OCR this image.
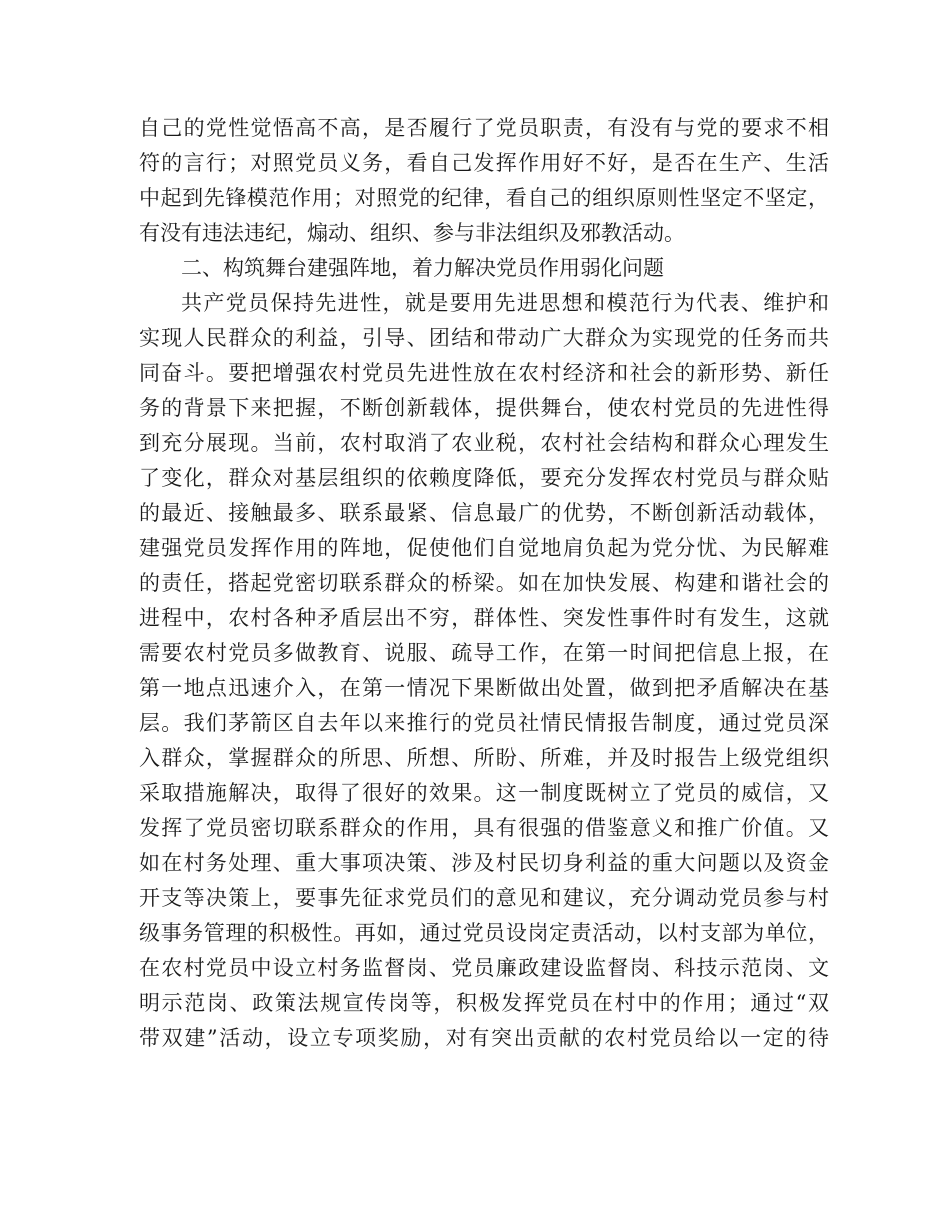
自己的党性觉悟高不高，是否履行了党员职责，有没有与党的要求不相
符的言行；对照党员义务，看自己发挥作用好不好，是否在生产、生活
中起到先锋模范作用；对照党的纪律，看自己的组织原则性坚定不坚定，
有没有违法违纪，煽动、组织、参与非法组织及邪教活动。
二、构筑舞台建强阵地，着力解决党员作用弱化问题
共产党员保持先进性，就是要用先进思想和模范行为代表、维护和
实现人民群众的利益，引导、团结和带动广大群众为实现党的任务而共
同奋斗。要把增强农村党员先进性放在农村经济和社会的新形势、新任
务的背景下来把握，不断创新载体，提供舞台，使农村党员的先进性得
到充分展现。当前，农村取消了农业税，农村社会结构和群众心理发生
了变化，群众对基层组织的依赖度降低，要充分发挥农村党员与群众贴
的最近、接触最多、联系最紧、信息最广的优势，不断创新活动载体，
建强党员发挥作用的阵地，促使他们自觉地肩负起为党分忧、为民解难
的责任，搭起党密切联系群众的桥梁。如在加快发展、构建和谐社会的
进程中，农村各种矛盾层出不穷，群体性、突发性事件时有发生，这就
需要农村党员多做教育、说服、疏导工作，在第一时间把信息上报，在
第一地点迅速介入，在第一情况下果断做出处置，做到把矛盾解决在基
层。我们茅箭区自去年以来推行的党员社情民情报告制度，通过党员深
入群众，掌握群众的所思、所想、所盼、所难，并及时报告上级党组织
采取措施解决，取得了很好的效果。这一制度既树立了党员的威信，又
发挥了党员密切联系群众的作用，具有很强的借鉴意义和推广价值。又
如在村务处理、重大事项决策、涉及村民切身利益的重大问题以及资金
开支等决策上，要事先征求党员们的意见和建议，充分调动党员参与村
级事务管理的积极性。再如，通过党员设岗定责活动，以村支部为单位，
在农村党员中设立村务监督岗、党员廉政建设监督岗、科技示范岗、文
明示范岗、政策法规宣传岗等，积极发挥党员在村中的作用；通过“双
带双建”活动，设立专项奖励，对有突出贡献的农村党员给以一定的待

▶ YOUR OBJECTIVE: All of the material above should be reproduced exactly, except the pictures.

▶ CORRECT ANSWER:
OCR this image.
自己的党性觉悟高不高，是否履行了党员职责，有没有与党的要求不相
符的言行；对照党员义务，看自己发挥作用好不好，是否在生产、生活
中起到先锋模范作用；对照党的纪律，看自己的组织原则性坚定不坚定，
有没有违法违纪，煽动、组织、参与非法组织及邪教活动。
二、构筑舞台建强阵地，着力解决党员作用弱化问题
共产党员保持先进性，就是要用先进思想和模范行为代表、维护和
实现人民群众的利益，引导、团结和带动广大群众为实现党的任务而共
同奋斗。要把增强农村党员先进性放在农村经济和社会的新形势、新任
务的背景下来把握，不断创新载体，提供舞台，使农村党员的先进性得
到充分展现。当前，农村取消了农业税，农村社会结构和群众心理发生
了变化，群众对基层组织的依赖度降低，要充分发挥农村党员与群众贴
的最近、接触最多、联系最紧、信息最广的优势，不断创新活动载体，
建强党员发挥作用的阵地，促使他们自觉地肩负起为党分忧、为民解难
的责任，搭起党密切联系群众的桥梁。如在加快发展、构建和谐社会的
进程中，农村各种矛盾层出不穷，群体性、突发性事件时有发生，这就
需要农村党员多做教育、说服、疏导工作，在第一时间把信息上报，在
第一地点迅速介入，在第一情况下果断做出处置，做到把矛盾解决在基
层。我们茅箭区自去年以来推行的党员社情民情报告制度，通过党员深
入群众，掌握群众的所思、所想、所盼、所难，并及时报告上级党组织
采取措施解决，取得了很好的效果。这一制度既树立了党员的威信，又
发挥了党员密切联系群众的作用，具有很强的借鉴意义和推广价值。又
如在村务处理、重大事项决策、涉及村民切身利益的重大问题以及资金
开支等决策上，要事先征求党员们的意见和建议，充分调动党员参与村
级事务管理的积极性。再如，通过党员设岗定责活动，以村支部为单位，
在农村党员中设立村务监督岗、党员廉政建设监督岗、科技示范岗、文
明示范岗、政策法规宣传岗等，积极发挥党员在村中的作用；通过“双
带双建”活动，设立专项奖励，对有突出贡献的农村党员给以一定的待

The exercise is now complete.